Data records:
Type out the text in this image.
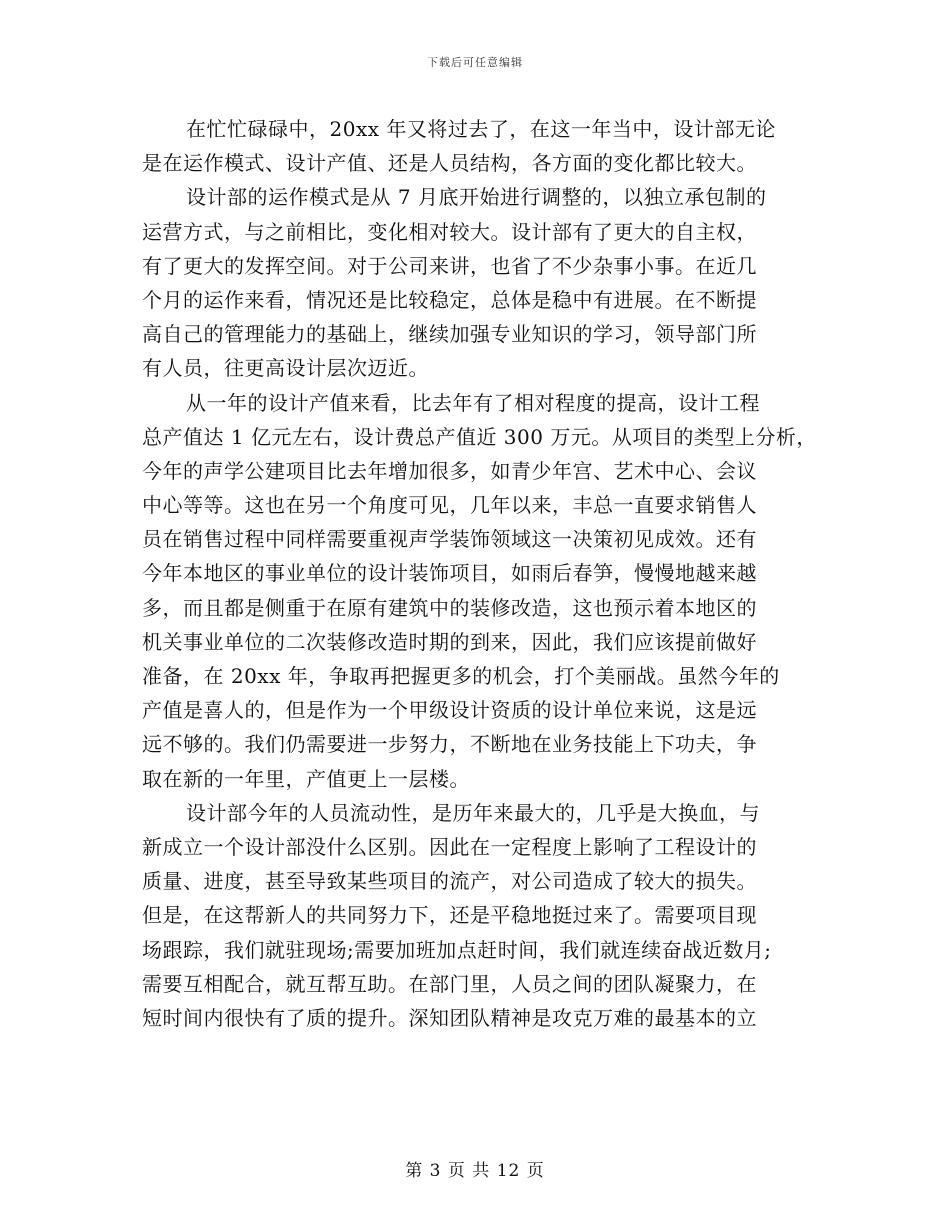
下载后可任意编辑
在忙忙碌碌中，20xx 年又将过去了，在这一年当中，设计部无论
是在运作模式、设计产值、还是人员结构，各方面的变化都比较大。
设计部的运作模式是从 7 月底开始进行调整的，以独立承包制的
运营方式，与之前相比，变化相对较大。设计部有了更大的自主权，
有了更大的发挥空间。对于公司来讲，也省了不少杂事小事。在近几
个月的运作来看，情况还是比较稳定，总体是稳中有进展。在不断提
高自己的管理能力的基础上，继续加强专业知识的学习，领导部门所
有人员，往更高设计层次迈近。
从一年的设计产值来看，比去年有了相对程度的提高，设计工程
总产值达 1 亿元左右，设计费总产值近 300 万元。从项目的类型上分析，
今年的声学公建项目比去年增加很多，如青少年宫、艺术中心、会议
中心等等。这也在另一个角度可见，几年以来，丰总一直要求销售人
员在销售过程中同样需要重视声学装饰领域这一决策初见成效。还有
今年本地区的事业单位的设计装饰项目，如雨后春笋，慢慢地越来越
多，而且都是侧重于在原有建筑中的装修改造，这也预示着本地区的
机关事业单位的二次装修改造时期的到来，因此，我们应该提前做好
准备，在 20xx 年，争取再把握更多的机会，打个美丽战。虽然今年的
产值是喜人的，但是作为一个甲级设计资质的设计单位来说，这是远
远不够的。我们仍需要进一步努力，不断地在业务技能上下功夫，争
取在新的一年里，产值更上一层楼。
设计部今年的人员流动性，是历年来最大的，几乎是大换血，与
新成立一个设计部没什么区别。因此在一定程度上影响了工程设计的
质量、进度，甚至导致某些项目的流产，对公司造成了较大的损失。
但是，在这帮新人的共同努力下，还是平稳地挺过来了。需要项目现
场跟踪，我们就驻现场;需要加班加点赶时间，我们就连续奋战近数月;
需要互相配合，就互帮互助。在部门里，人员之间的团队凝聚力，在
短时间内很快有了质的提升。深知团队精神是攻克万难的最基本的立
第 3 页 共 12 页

---

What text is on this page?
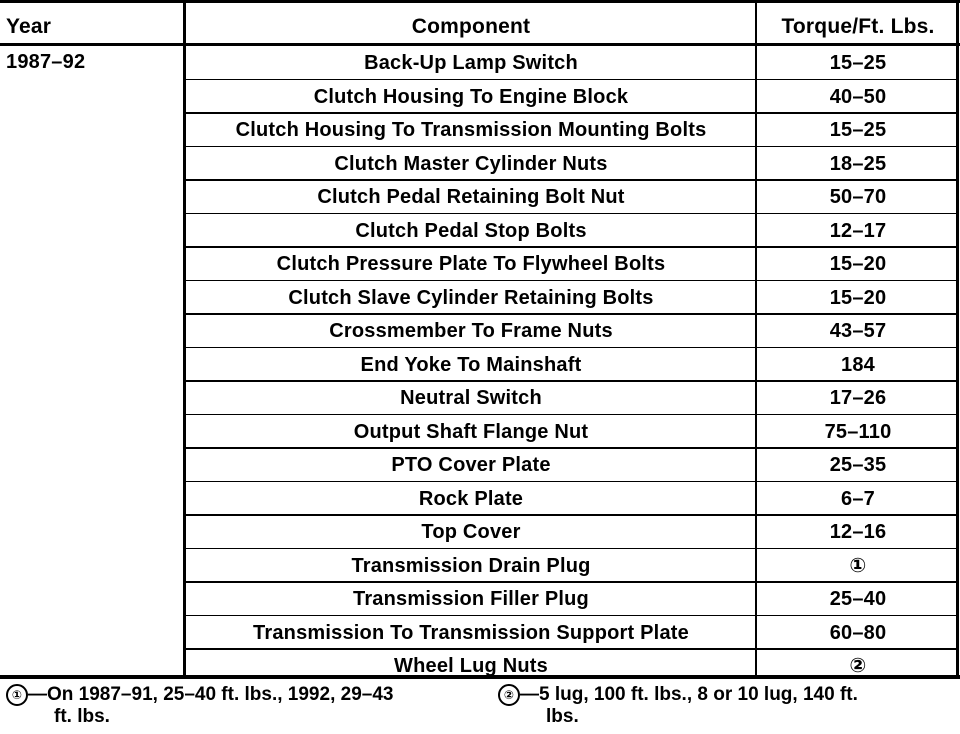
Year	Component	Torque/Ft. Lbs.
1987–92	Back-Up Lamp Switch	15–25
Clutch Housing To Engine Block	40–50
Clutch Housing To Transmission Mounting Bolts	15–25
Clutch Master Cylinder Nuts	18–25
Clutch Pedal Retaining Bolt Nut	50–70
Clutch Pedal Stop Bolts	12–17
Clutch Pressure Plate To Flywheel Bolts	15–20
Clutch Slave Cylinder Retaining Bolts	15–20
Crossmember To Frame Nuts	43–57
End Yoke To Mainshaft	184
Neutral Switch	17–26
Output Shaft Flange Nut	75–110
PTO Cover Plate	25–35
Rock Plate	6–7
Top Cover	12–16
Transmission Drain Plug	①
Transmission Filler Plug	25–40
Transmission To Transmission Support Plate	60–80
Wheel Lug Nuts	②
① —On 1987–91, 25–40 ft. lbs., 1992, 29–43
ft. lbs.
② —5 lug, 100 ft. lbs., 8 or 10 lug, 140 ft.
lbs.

▶ _Your objective_
Show all lines from the listing above in which "Pedal" appears.

▶ _Correct answer_
Clutch Pedal Retaining Bolt Nut	50–70
Clutch Pedal Stop Bolts	12–17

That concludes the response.